Rumusan Soal 1:
Salin persis bagian artikel tentang serangan MiG-17 ke Istana di bawah, mulai dari "Hari Rabu siang, 9" dan berakhir pada "sekitar pukul 12.30.".

Kutipan Dokumen:

Baca berita dengan sedikit iklan, klik di sini

Pendapat

Saat Pesawat Tempur MiG-17 Menyerang Istana

Kejadiannya sudah sangat lama berlalu. Hari ini, 9 Maret 2020, tepat 60 tahun yg lampau.

10 Maret 2020 | 14.07 WIB

Image of Tempo
Perbesar

Baca berita dengan sedikit iklan, klik di sini

Hari Rabu siang, 9 Maret 1960, saya baru saja selesai sekolah.

Sebagai murid kelas 2 Sekolah Rakyat (sekarang Sekolah Dasar) GIKI, di Jalan Cilamaya, Petojo, Jakarta Pusat, kegiatan belajar selesai pukul 11.00. Cuaca cukup cerah hari itu. Ayah saya menjemput dengan sepeda motor. Di depan sekolah, kami menunggu bubarnya kelas Abang saya yang duduk di kelas 4. Kelas 4 baru akan usai sekitar pukul 12.30.

Kurang lebih pukul 12.00, terdengar dentuman menggelegar, disusul deru suara pesawat jet. Saya dan ayah serentak mendongak ke arah asal dentuman tersebut. Sekejap kemudian sebuah pesawat jet tempur berwarna metalik terlihat melesat menanjak dengan posisi miring ke kiri, dari arah daerah Gambir (dari sebelah kanan tempat saya dan ayah menunggu). Seingat saya, pesawat itu terbang melintas, mungkin di atas sekitar daerah Roxy atau Jalan Biak, Petojo, Jakarta Pusat), lalu melintas di atas banjir kanal Tomang, kemudian tampak menghilang ke arah selatan.

Saya lalu bertanya: "Suara apa itu, Yah?" Ayah saya menjelaskan bahwa itu mungkin dentuman "sonic boom" yang ditimbulkan pesawat jet yang terbang melampaui kecepatan suara (Mach 1.0, sekitar 1.100 km/jam). Ayah saya menambahkan: "Kalau itu tadi MiG-17, maka mungkin dentuman tadi berasal dari pesawat tersebut." Beliau juga menjelaskan dengan ringkas bahwa walau pun belum tergolong pesawat tempur supersonik, saat manuver menukik, MiG-17 mampu mencapai kecepatan melebihi suara. Ayah mengatakan ini mungkin latihan AURI (sekarang TNI AU).

Rumusan Soal 2:
Sajikan baris-baris catatan di bawah sebagai daftar bernomor tanpa baris kosong, mulai dari awal catatan dan berakhir pada baris yang memuat "The OR gate 70 is at (377, 672).", termasuk baris itu sendiri.

Baris Catatan:

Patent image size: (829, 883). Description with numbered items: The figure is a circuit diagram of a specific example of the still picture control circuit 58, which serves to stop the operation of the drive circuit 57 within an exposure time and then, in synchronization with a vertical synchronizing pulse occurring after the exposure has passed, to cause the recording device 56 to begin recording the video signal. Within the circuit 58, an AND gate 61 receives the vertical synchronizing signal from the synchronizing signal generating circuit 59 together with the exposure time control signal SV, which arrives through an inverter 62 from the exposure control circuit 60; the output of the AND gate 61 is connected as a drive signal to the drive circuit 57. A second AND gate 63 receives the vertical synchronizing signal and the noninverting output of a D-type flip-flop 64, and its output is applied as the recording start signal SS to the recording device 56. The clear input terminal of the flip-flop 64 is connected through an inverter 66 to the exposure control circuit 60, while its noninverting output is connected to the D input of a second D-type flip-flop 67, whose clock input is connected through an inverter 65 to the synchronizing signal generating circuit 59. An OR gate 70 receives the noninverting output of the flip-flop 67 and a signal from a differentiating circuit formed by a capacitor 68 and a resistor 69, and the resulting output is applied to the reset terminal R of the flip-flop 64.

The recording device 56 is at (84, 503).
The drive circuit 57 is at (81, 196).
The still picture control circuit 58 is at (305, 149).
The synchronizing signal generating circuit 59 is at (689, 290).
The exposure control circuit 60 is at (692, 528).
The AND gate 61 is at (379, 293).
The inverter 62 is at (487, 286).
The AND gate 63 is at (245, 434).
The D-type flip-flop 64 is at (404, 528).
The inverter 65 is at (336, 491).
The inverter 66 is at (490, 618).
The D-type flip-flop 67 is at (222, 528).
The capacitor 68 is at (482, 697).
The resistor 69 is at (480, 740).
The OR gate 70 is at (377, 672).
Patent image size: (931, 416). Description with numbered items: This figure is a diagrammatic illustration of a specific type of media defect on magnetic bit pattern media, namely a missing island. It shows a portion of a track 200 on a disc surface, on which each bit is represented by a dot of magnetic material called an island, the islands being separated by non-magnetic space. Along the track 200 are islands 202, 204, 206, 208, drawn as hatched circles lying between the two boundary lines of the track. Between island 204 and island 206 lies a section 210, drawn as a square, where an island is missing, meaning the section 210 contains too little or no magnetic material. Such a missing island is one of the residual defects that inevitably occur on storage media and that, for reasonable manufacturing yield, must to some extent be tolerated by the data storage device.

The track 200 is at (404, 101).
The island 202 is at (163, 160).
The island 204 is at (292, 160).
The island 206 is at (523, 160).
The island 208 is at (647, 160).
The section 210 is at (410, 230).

Hasil Tugas 1:
Hari Rabu siang, 9 Maret 1960, saya baru saja selesai sekolah.

Sebagai murid kelas 2 Sekolah Rakyat (sekarang Sekolah Dasar) GIKI, di Jalan Cilamaya, Petojo, Jakarta Pusat, kegiatan belajar selesai pukul 11.00. Cuaca cukup cerah hari itu. Ayah saya menjemput dengan sepeda motor. Di depan sekolah, kami menunggu bubarnya kelas Abang saya yang duduk di kelas 4. Kelas 4 baru akan usai sekitar pukul 12.30.

Hasil Tugas 2:
1. Patent image size: (829, 883). Description with numbered items: The figure is a circuit diagram of a specific example of the still picture control circuit 58, which serves to stop the operation of the drive circuit 57 within an exposure time and then, in synchronization with a vertical synchronizing pulse occurring after the exposure has passed, to cause the recording device 56 to begin recording the video signal. Within the circuit 58, an AND gate 61 receives the vertical synchronizing signal from the synchronizing signal generating circuit 59 together with the exposure time control signal SV, which arrives through an inverter 62 from the exposure control circuit 60; the output of the AND gate 61 is connected as a drive signal to the drive circuit 57. A second AND gate 63 receives the vertical synchronizing signal and the noninverting output of a D-type flip-flop 64, and its output is applied as the recording start signal SS to the recording device 56. The clear input terminal of the flip-flop 64 is connected through an inverter 66 to the exposure control circuit 60, while its noninverting output is connected to the D input of a second D-type flip-flop 67, whose clock input is connected through an inverter 65 to the synchronizing signal generating circuit 59. An OR gate 70 receives the noninverting output of the flip-flop 67 and a signal from a differentiating circuit formed by a capacitor 68 and a resistor 69, and the resulting output is applied to the reset terminal R of the flip-flop 64.
2. The recording device 56 is at (84, 503).
3. The drive circuit 57 is at (81, 196).
4. The still picture control circuit 58 is at (305, 149).
5. The synchronizing signal generating circuit 59 is at (689, 290).
6. The exposure control circuit 60 is at (692, 528).
7. The AND gate 61 is at (379, 293).
8. The inverter 62 is at (487, 286).
9. The AND gate 63 is at (245, 434).
10. The D-type flip-flop 64 is at (404, 528).
11. The inverter 65 is at (336, 491).
12. The inverter 66 is at (490, 618).
13. The D-type flip-flop 67 is at (222, 528).
14. The capacitor 68 is at (482, 697).
15. The resistor 69 is at (480, 740).
16. The OR gate 70 is at (377, 672).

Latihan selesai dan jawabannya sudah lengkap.